--- Provided entries ---
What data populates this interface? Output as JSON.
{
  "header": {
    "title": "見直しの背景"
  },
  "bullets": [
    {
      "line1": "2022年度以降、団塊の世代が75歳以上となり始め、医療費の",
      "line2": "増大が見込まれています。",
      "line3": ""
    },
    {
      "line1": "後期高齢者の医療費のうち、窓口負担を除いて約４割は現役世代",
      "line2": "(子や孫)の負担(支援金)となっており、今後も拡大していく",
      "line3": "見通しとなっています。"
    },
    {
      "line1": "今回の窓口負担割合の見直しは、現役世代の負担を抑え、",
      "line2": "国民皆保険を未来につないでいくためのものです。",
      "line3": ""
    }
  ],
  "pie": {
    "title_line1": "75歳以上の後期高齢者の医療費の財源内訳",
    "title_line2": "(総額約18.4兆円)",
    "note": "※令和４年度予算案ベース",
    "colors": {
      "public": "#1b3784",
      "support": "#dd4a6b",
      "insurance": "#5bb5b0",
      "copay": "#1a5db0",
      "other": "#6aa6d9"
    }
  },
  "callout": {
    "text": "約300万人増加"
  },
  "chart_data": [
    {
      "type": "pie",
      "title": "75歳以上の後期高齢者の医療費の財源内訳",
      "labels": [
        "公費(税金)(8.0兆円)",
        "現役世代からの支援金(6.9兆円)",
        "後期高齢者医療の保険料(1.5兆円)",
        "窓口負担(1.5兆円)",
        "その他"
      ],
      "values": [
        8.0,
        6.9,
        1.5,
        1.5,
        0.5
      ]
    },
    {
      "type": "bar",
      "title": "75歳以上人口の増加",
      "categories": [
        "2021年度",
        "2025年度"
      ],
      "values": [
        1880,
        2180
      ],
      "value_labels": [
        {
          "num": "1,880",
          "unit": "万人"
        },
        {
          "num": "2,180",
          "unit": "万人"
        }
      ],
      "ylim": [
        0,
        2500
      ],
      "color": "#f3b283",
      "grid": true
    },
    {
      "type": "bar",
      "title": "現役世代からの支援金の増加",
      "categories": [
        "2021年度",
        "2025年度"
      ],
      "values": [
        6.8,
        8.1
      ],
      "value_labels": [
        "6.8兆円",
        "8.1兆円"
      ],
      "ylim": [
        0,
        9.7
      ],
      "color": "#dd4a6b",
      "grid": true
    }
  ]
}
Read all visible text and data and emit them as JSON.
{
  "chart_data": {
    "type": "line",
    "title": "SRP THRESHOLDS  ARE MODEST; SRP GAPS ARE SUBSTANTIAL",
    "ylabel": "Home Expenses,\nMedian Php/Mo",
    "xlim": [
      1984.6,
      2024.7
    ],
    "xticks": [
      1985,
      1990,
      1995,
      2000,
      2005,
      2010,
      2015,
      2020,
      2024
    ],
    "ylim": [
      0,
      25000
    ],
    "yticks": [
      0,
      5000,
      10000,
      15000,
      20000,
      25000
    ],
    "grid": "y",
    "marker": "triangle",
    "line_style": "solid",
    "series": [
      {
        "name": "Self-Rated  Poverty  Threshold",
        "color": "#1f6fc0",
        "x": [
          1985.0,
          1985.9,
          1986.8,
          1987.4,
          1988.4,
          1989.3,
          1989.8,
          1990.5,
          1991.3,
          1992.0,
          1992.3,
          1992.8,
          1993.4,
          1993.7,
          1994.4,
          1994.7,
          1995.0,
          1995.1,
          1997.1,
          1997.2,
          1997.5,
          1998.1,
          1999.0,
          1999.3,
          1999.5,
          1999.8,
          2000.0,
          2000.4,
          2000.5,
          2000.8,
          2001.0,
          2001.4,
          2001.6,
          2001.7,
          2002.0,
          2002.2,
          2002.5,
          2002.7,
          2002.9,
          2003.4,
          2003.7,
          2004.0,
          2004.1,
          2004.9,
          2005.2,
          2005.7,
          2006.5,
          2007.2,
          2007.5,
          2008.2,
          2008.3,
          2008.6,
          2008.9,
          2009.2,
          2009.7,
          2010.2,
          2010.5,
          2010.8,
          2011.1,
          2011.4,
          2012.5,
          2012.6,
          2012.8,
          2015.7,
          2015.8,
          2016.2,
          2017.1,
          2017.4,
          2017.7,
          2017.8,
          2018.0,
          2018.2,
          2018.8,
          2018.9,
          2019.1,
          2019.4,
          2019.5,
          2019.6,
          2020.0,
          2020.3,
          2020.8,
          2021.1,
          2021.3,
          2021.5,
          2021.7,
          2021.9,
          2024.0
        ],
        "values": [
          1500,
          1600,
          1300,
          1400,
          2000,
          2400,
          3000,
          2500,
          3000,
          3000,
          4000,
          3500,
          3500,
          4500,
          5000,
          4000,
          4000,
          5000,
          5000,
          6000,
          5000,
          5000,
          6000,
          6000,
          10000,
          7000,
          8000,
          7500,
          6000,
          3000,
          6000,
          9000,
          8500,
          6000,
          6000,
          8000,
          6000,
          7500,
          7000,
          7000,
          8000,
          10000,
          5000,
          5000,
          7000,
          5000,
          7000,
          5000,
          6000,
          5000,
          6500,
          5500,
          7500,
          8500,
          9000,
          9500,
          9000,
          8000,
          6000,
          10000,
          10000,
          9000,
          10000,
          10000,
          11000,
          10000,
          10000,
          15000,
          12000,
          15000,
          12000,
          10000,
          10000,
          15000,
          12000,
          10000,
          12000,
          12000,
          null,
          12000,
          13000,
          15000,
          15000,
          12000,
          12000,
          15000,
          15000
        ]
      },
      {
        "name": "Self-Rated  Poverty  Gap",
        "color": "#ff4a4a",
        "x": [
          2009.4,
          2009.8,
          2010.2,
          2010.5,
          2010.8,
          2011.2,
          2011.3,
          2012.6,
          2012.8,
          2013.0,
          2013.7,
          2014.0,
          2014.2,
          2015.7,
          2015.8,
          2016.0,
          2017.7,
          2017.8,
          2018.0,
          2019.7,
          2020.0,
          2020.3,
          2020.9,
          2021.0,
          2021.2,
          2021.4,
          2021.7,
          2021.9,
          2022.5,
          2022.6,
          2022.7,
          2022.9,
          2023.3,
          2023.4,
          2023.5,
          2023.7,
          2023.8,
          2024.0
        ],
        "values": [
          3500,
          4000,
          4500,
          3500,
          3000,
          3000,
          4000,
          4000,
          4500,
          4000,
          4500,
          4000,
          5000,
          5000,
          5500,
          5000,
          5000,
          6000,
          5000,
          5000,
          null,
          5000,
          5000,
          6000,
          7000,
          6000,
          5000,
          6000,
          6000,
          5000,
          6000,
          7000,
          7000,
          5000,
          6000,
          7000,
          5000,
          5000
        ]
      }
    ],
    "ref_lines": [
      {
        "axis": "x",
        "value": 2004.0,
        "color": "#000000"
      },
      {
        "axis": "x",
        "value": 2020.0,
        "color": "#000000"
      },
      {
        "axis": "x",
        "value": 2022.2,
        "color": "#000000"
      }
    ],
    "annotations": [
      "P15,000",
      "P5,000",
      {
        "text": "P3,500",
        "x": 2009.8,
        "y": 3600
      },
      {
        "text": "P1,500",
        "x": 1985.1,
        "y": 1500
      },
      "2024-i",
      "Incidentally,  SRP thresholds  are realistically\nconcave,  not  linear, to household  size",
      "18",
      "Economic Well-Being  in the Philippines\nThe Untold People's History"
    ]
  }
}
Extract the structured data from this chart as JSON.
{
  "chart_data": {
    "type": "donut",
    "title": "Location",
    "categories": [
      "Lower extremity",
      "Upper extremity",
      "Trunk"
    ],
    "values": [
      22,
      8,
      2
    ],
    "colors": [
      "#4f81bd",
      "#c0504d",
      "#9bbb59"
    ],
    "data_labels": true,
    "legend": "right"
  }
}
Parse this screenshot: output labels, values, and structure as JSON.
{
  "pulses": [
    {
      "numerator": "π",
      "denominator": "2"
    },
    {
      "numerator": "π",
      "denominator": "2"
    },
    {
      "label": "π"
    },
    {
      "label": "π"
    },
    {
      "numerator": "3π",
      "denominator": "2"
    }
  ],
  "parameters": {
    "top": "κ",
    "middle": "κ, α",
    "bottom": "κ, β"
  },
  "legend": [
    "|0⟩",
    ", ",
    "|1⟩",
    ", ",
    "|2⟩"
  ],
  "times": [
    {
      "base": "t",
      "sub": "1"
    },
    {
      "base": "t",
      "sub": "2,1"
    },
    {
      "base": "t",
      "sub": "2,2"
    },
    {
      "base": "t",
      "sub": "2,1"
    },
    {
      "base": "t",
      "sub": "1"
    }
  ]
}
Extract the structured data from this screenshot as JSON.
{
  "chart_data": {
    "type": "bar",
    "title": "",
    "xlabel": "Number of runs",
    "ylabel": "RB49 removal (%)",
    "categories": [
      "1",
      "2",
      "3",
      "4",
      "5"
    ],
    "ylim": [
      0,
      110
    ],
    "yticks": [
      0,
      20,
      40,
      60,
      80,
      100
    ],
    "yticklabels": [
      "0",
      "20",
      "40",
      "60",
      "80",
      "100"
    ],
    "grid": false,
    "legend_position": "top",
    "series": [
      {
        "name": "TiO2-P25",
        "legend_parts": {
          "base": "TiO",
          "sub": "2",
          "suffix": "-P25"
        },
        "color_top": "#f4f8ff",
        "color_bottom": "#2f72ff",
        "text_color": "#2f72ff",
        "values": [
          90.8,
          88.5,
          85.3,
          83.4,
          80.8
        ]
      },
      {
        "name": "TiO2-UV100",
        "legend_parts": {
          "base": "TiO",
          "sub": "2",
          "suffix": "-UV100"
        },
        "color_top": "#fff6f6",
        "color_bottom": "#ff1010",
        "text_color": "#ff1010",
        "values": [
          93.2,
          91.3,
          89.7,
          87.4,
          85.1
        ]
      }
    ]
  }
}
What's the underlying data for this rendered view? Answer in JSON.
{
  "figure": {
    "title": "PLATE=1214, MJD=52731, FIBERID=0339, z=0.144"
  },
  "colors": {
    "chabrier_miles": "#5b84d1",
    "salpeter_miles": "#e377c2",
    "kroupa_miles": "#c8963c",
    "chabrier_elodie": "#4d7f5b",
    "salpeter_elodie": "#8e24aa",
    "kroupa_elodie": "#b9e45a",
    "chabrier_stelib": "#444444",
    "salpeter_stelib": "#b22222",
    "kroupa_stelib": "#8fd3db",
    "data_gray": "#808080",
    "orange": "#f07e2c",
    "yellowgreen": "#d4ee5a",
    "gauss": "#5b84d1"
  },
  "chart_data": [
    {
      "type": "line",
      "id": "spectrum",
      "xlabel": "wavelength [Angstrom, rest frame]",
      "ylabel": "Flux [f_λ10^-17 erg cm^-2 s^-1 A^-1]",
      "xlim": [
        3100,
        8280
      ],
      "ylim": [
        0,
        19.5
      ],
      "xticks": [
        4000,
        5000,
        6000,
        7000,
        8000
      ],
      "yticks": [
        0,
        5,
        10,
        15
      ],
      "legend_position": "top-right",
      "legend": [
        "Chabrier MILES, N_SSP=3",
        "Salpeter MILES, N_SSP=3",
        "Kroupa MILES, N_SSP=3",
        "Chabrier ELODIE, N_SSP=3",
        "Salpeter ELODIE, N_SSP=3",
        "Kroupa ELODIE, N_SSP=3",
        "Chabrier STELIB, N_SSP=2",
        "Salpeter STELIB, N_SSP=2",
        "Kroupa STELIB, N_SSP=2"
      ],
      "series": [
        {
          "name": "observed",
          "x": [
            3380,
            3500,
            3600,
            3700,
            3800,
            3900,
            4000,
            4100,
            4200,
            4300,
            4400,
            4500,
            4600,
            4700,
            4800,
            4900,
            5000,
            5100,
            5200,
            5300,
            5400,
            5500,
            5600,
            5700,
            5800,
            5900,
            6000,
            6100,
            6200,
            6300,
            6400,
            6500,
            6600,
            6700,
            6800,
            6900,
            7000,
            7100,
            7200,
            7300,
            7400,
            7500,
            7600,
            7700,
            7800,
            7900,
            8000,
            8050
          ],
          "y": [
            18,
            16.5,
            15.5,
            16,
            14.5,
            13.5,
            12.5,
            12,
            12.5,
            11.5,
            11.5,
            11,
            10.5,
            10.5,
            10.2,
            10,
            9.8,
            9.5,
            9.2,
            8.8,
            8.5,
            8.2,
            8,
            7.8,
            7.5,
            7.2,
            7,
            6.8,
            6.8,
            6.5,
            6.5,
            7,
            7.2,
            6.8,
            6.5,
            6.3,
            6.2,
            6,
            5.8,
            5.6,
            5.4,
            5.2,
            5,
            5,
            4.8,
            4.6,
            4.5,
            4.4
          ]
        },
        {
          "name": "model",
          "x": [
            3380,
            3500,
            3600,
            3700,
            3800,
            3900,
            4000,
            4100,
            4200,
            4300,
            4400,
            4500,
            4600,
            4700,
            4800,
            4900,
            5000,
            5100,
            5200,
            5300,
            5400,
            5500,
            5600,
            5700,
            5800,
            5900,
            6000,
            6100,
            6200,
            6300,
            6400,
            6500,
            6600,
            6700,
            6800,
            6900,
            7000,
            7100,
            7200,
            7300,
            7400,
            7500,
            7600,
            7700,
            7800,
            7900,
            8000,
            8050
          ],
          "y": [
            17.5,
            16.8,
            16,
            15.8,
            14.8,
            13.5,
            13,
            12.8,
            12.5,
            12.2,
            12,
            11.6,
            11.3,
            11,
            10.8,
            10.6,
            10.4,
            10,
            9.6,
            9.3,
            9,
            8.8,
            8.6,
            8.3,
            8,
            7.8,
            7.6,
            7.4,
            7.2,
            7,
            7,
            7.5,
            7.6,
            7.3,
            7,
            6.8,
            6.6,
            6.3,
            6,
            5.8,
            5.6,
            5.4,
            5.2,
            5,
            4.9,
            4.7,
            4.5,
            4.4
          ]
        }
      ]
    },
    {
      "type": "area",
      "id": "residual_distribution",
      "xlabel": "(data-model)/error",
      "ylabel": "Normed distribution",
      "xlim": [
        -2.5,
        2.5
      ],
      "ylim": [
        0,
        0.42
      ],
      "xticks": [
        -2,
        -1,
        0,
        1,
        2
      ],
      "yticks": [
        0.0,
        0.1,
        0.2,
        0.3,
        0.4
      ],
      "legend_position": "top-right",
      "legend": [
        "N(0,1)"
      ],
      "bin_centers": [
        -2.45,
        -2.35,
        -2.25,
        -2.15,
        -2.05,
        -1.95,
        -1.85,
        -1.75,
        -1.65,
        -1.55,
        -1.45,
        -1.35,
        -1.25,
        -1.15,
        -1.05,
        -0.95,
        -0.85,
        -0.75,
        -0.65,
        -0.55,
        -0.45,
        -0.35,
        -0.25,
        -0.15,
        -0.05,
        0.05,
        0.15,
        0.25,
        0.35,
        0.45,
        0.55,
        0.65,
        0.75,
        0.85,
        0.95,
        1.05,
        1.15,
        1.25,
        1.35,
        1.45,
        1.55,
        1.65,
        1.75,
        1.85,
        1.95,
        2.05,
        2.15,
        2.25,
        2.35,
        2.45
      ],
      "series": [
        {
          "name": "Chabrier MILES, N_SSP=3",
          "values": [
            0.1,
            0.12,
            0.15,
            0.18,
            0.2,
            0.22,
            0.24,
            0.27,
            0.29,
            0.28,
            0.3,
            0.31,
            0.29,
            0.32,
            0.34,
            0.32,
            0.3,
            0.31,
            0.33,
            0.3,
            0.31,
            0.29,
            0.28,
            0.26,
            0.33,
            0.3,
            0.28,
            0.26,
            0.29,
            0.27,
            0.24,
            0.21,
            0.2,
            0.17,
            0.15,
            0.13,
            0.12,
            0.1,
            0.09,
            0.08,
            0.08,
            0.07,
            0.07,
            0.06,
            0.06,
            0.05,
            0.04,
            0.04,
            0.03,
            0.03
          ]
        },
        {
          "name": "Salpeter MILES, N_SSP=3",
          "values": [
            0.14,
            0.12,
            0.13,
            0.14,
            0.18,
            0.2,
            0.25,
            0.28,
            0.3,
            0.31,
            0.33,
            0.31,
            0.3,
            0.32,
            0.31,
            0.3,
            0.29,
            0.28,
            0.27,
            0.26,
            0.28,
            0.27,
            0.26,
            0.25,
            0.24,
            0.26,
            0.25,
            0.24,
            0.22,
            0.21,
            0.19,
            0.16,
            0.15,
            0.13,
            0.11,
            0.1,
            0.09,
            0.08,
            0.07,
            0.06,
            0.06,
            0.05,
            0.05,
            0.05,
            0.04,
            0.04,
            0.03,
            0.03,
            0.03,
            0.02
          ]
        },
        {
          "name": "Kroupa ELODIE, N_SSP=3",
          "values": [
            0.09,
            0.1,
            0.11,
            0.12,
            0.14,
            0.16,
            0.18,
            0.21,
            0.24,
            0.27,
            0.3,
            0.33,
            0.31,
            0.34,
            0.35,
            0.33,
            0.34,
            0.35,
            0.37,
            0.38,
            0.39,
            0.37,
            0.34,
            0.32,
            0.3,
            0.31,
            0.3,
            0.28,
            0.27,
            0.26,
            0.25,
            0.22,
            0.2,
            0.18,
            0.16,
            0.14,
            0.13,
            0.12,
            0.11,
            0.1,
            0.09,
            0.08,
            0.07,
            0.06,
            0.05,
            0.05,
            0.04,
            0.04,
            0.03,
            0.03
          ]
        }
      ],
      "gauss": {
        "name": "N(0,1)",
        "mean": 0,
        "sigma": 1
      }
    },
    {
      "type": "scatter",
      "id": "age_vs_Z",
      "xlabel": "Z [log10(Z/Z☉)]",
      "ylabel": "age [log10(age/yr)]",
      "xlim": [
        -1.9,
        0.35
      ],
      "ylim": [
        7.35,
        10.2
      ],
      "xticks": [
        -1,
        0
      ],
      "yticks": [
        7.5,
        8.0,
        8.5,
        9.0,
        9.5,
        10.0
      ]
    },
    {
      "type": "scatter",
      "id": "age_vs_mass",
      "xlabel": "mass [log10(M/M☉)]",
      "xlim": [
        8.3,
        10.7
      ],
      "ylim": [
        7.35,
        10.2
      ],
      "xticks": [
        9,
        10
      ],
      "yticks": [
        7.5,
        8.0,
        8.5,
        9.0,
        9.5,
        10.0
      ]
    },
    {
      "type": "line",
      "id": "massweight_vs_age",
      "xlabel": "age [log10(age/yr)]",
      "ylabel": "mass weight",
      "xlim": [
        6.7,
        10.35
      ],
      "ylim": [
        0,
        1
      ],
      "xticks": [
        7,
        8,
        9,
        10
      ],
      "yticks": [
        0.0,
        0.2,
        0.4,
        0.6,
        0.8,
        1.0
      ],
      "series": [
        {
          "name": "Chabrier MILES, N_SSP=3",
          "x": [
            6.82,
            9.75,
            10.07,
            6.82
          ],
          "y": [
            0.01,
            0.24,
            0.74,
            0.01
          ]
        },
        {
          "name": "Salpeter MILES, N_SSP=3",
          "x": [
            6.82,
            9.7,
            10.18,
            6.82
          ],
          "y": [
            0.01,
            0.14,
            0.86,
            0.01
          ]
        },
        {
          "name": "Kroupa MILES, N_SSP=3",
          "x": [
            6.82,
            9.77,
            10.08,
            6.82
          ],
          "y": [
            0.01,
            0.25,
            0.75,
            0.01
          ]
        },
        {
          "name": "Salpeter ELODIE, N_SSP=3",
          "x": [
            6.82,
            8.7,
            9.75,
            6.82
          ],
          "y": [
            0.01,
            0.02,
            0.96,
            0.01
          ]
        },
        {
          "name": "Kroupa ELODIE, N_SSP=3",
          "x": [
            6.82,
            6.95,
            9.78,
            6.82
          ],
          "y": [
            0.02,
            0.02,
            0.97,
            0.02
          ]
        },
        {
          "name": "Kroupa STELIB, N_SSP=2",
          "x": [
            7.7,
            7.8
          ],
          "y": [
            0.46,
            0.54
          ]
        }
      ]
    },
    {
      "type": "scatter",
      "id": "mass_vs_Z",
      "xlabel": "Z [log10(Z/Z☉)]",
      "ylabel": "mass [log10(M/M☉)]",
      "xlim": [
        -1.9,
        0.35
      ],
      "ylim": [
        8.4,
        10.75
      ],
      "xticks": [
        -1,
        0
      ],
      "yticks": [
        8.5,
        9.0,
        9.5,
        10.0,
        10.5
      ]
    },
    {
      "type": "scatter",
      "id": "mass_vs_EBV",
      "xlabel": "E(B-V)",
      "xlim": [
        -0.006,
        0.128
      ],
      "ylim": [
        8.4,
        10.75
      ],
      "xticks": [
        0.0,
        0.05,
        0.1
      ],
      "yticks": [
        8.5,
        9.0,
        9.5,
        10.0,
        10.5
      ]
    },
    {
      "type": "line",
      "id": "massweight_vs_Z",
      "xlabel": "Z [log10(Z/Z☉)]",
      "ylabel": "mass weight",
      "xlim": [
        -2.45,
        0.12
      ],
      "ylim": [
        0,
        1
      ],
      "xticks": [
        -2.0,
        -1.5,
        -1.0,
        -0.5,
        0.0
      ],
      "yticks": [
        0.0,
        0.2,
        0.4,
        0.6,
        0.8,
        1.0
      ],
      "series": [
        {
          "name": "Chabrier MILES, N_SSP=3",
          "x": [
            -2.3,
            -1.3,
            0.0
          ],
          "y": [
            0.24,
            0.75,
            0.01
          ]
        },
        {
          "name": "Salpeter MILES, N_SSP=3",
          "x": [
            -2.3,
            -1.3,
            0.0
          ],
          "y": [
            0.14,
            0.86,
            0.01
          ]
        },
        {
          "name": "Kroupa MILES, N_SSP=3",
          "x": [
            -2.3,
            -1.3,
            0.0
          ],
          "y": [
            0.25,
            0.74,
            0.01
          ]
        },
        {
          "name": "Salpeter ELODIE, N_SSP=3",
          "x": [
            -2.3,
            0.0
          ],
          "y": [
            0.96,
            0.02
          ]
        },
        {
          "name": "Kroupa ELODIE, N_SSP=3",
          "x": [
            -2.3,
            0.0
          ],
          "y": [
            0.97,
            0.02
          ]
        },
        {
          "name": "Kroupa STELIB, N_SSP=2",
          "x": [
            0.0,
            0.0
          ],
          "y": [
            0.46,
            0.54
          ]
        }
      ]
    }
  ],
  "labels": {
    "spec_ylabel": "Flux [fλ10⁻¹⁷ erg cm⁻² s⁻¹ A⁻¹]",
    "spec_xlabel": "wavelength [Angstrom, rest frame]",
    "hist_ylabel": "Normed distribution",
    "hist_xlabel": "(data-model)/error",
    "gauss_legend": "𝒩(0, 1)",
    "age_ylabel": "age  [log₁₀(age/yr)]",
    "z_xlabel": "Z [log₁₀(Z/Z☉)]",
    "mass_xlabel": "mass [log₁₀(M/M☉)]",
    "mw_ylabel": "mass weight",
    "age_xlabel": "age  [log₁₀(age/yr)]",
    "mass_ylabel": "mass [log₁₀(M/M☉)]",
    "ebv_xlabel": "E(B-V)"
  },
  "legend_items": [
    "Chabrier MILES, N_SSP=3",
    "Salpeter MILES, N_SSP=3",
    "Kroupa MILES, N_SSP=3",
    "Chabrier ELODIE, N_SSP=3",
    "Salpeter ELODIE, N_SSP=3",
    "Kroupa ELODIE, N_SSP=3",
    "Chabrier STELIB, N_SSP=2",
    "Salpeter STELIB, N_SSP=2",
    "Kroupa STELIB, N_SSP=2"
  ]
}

--- Instructions for the task ---
Show the lines of the records that contain the word "Flux".

--- Completed exercise ---
      "ylabel": "Flux [f_λ10^-17 erg cm^-2 s^-1 A^-1]",
    "spec_ylabel": "Flux [fλ10⁻¹⁷ erg cm⁻² s⁻¹ A⁻¹]",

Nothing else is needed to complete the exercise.